Exercise objective - Sift the listing for lines that hold the string "小时以上" and pull them out.

>>>

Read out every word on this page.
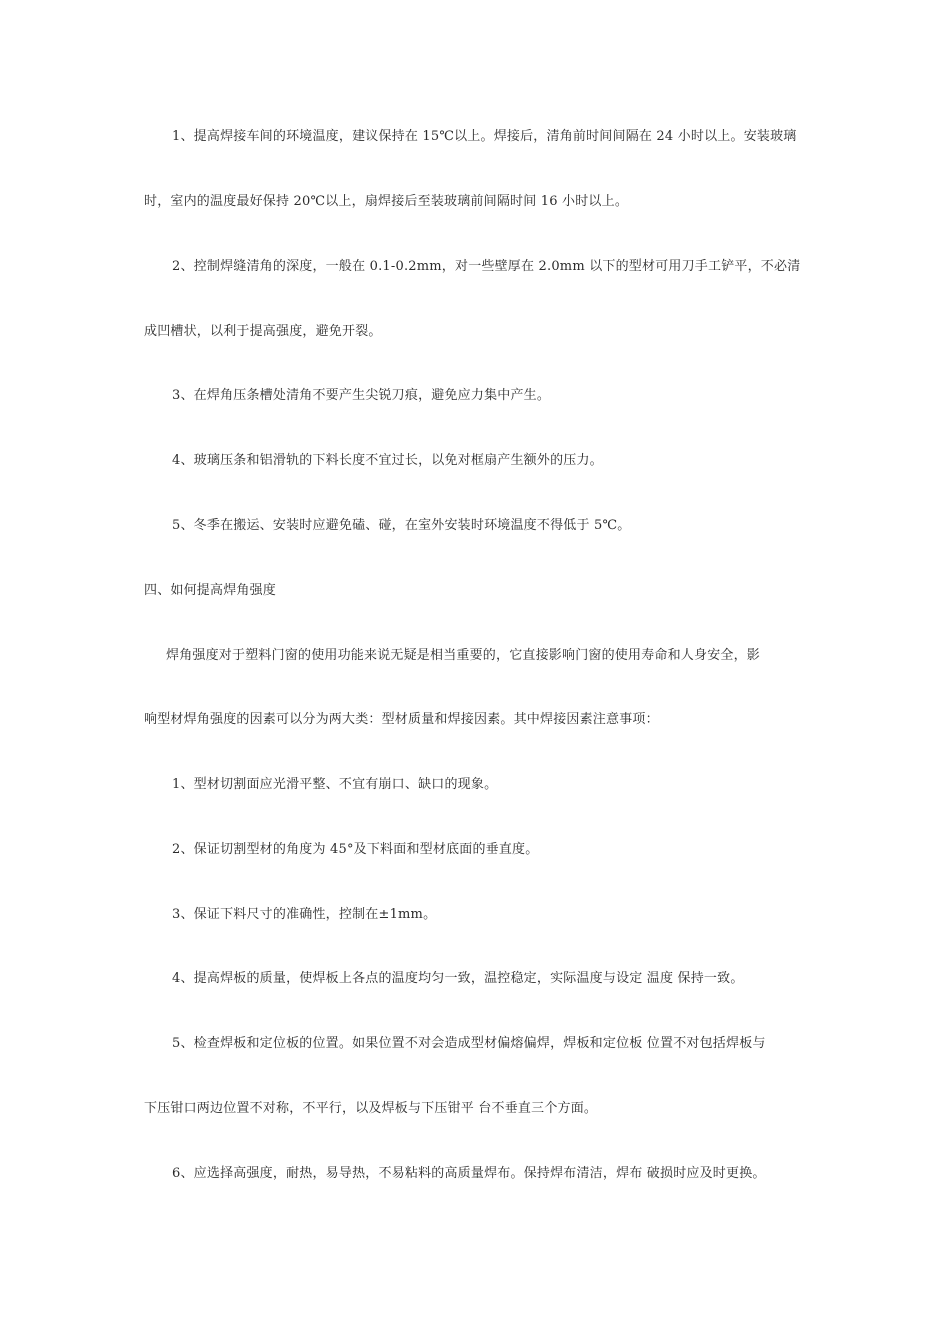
1、提高焊接车间的环境温度，建议保持在 15℃以上。焊接后，清角前时间间隔在 24 小时以上。安装玻璃
时，室内的温度最好保持 20℃以上，扇焊接后至装玻璃前间隔时间 16 小时以上。
2、控制焊缝清角的深度，一般在 0.1-0.2mm，对一些壁厚在 2.0mm 以下的型材可用刀手工铲平，不必清
成凹槽状，以利于提高强度，避免开裂。
3、在焊角压条槽处清角不要产生尖锐刀痕，避免应力集中产生。
4、玻璃压条和铝滑轨的下料长度不宜过长，以免对框扇产生额外的压力。
5、冬季在搬运、安装时应避免磕、碰，在室外安装时环境温度不得低于 5℃。
四、如何提高焊角强度
焊角强度对于塑料门窗的使用功能来说无疑是相当重要的，它直接影响门窗的使用寿命和人身安全，影
响型材焊角强度的因素可以分为两大类：型材质量和焊接因素。其中焊接因素注意事项：
1、型材切割面应光滑平整、不宜有崩口、缺口的现象。
2、保证切割型材的角度为 45°及下料面和型材底面的垂直度。
3、保证下料尺寸的准确性，控制在±1mm。
4、提高焊板的质量，使焊板上各点的温度均匀一致，温控稳定，实际温度与设定 温度 保持一致。
5、检查焊板和定位板的位置。如果位置不对会造成型材偏熔偏焊，焊板和定位板 位置不对包括焊板与
下压钳口两边位置不对称，不平行，以及焊板与下压钳平 台不垂直三个方面。
6、应选择高强度，耐热，易导热，不易粘料的高质量焊布。保持焊布清洁，焊布 破损时应及时更换。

<<<

Result -
1、提高焊接车间的环境温度，建议保持在 15℃以上。焊接后，清角前时间间隔在 24 小时以上。安装玻璃
时，室内的温度最好保持 20℃以上，扇焊接后至装玻璃前间隔时间 16 小时以上。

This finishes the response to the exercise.